Exercise aim -> Exactly reproduce each line of the listing that follows.

--- Start Provided records ---

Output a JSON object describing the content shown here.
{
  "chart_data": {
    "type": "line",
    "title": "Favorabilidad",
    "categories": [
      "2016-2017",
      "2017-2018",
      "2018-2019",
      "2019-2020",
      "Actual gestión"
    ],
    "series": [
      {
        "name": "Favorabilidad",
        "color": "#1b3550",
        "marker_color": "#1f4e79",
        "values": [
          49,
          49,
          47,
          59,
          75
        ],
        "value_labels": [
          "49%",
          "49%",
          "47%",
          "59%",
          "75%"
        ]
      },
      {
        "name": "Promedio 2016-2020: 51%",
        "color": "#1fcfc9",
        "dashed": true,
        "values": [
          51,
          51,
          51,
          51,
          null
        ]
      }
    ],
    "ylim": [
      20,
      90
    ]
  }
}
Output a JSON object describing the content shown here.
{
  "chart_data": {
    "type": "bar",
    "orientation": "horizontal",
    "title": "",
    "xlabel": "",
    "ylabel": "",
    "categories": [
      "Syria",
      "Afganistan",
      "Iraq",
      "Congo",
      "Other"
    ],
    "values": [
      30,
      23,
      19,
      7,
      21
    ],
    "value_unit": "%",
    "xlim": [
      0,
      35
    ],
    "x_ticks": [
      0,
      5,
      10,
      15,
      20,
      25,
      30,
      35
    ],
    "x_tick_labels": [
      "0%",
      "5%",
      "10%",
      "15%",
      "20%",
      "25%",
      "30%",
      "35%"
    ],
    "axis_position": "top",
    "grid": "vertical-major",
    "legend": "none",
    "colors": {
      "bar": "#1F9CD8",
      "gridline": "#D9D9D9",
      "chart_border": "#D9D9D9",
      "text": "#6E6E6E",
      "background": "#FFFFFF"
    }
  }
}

--- End Provided records ---

Answer for the task ->
Output a JSON object describing the content shown here.
{
  "chart_data": {
    "type": "line",
    "title": "Favorabilidad",
    "categories": [
      "2016-2017",
      "2017-2018",
      "2018-2019",
      "2019-2020",
      "Actual gestión"
    ],
    "series": [
      {
        "name": "Favorabilidad",
        "color": "#1b3550",
        "marker_color": "#1f4e79",
        "values": [
          49,
          49,
          47,
          59,
          75
        ],
        "value_labels": [
          "49%",
          "49%",
          "47%",
          "59%",
          "75%"
        ]
      },
      {
        "name": "Promedio 2016-2020: 51%",
        "color": "#1fcfc9",
        "dashed": true,
        "values": [
          51,
          51,
          51,
          51,
          null
        ]
      }
    ],
    "ylim": [
      20,
      90
    ]
  }
}
Output a JSON object describing the content shown here.
{
  "chart_data": {
    "type": "bar",
    "orientation": "horizontal",
    "title": "",
    "xlabel": "",
    "ylabel": "",
    "categories": [
      "Syria",
      "Afganistan",
      "Iraq",
      "Congo",
      "Other"
    ],
    "values": [
      30,
      23,
      19,
      7,
      21
    ],
    "value_unit": "%",
    "xlim": [
      0,
      35
    ],
    "x_ticks": [
      0,
      5,
      10,
      15,
      20,
      25,
      30,
      35
    ],
    "x_tick_labels": [
      "0%",
      "5%",
      "10%",
      "15%",
      "20%",
      "25%",
      "30%",
      "35%"
    ],
    "axis_position": "top",
    "grid": "vertical-major",
    "legend": "none",
    "colors": {
      "bar": "#1F9CD8",
      "gridline": "#D9D9D9",
      "chart_border": "#D9D9D9",
      "text": "#6E6E6E",
      "background": "#FFFFFF"
    }
  }
}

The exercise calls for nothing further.